*EXERCISE:*
Read through the data and count the lines that contain the string "Moreno"; give only the result.

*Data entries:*
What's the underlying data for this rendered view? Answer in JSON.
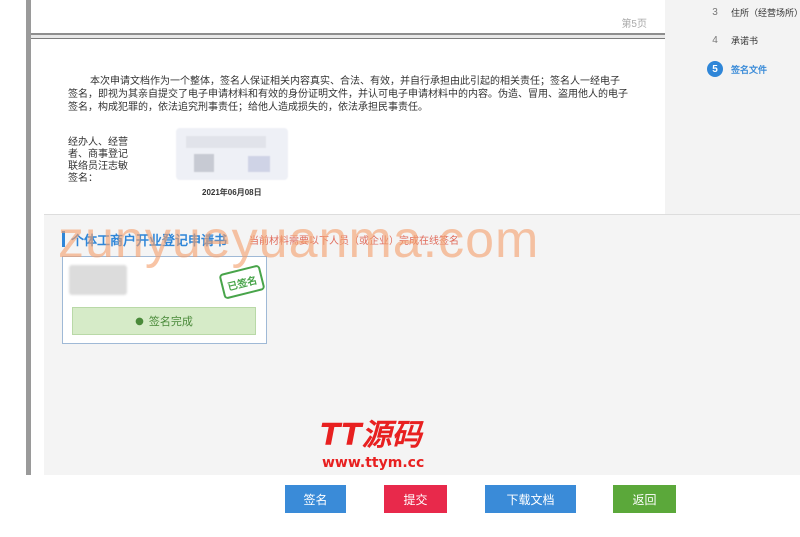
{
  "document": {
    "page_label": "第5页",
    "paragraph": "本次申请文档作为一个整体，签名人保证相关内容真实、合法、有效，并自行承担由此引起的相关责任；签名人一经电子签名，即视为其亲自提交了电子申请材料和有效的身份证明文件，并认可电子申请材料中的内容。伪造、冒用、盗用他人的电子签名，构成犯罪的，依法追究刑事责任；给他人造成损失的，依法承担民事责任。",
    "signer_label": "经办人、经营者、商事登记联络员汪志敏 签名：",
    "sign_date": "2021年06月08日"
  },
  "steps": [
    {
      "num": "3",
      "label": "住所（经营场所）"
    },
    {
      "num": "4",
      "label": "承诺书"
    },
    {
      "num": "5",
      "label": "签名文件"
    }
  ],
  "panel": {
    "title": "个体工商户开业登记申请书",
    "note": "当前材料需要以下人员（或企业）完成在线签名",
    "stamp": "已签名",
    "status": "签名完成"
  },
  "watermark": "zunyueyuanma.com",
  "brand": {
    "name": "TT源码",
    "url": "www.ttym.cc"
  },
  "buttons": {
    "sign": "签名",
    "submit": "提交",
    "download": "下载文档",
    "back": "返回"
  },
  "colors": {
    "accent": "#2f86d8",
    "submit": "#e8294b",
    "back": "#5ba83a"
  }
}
--
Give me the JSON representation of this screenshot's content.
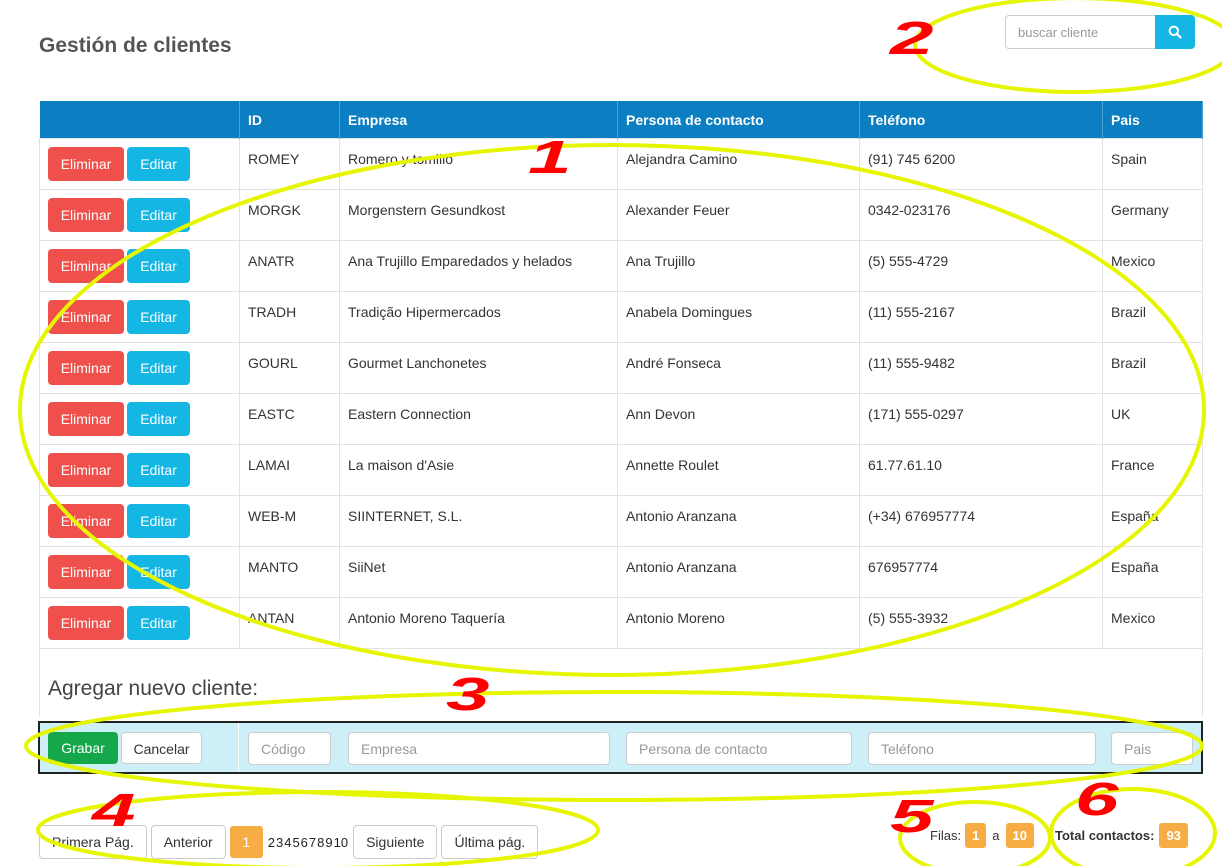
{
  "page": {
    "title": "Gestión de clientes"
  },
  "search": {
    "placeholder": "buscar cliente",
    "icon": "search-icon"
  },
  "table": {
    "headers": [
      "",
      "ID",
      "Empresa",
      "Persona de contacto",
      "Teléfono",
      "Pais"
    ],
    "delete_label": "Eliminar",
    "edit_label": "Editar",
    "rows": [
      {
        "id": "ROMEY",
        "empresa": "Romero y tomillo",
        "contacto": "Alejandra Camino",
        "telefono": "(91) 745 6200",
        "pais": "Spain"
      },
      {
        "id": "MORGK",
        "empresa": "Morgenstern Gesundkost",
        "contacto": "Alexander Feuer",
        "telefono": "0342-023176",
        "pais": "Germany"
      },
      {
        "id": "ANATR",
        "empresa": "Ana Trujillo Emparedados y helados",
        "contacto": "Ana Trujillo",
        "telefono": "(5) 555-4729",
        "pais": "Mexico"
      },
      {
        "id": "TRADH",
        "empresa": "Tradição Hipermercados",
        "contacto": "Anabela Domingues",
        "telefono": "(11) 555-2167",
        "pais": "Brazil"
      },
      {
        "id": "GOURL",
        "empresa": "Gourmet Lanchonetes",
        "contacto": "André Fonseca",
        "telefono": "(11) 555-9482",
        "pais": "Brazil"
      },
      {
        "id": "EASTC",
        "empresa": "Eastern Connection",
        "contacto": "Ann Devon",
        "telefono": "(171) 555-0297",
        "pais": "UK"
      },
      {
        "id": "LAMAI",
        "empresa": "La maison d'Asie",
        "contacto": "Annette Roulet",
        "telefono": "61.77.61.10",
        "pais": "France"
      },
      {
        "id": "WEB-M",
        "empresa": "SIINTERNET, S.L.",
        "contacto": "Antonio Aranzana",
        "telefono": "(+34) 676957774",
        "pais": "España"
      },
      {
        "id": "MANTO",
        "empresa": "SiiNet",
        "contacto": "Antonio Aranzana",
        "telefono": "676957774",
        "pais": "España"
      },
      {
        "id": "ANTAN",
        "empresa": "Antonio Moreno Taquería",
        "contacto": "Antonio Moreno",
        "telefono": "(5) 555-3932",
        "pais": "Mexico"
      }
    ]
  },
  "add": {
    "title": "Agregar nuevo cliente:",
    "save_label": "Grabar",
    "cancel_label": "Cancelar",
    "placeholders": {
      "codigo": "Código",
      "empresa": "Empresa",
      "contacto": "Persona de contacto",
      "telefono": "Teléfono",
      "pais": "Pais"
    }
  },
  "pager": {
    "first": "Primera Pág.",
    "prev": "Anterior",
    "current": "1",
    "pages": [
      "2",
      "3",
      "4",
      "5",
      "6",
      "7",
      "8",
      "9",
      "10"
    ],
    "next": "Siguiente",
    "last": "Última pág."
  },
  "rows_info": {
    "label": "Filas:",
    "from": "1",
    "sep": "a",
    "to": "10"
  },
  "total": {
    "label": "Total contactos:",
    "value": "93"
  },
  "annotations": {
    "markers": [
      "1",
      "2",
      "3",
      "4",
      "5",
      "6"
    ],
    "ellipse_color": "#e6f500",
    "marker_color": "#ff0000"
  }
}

*FINAL RESULT:*
2